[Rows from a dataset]

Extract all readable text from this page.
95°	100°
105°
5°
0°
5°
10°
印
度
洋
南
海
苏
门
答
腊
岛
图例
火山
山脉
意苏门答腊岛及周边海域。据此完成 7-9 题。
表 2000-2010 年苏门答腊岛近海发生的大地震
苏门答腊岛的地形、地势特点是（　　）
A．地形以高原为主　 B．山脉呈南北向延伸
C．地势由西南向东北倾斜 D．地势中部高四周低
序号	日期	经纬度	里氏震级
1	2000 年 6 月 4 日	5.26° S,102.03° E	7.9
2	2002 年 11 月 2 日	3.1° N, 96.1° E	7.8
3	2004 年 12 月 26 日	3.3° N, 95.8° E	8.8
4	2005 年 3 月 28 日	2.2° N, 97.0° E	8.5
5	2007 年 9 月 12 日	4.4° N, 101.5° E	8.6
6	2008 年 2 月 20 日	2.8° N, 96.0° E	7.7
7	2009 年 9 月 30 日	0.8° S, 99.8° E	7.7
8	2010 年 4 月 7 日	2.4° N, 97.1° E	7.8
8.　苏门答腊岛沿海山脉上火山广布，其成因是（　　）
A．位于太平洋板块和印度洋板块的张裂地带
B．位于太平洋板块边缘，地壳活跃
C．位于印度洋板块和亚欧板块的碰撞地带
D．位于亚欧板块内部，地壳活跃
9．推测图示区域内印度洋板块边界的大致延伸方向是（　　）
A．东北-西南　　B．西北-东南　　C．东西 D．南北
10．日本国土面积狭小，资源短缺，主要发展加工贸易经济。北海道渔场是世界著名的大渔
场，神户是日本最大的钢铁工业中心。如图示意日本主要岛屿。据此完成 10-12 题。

**Written request**: Tally the lines in these entries that have the string "据此完成" in them, then answer with the count and nothing else.

**Correct result**: 2